Check each line of the entries below for the string "from" and state how many lines have it, with no other text.

******************************

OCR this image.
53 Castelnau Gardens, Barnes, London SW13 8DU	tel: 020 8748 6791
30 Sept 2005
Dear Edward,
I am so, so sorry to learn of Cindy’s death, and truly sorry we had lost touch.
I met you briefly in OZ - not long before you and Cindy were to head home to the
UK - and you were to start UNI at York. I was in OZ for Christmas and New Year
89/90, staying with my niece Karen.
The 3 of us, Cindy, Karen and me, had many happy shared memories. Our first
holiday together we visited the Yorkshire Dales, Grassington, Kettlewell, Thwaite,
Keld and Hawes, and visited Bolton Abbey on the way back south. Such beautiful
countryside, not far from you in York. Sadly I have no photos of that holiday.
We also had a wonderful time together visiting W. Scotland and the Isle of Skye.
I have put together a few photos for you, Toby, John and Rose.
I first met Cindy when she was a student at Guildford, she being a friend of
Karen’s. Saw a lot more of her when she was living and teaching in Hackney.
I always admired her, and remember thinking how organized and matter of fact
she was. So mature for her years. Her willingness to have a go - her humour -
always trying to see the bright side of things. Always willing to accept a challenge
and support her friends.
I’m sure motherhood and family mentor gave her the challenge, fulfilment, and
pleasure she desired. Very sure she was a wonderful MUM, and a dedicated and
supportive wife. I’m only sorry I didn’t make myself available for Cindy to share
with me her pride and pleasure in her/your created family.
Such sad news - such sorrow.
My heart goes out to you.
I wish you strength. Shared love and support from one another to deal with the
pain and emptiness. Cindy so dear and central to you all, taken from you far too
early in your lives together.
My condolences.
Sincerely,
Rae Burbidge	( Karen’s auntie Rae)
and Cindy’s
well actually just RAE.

******************************

Output of the exercise> 3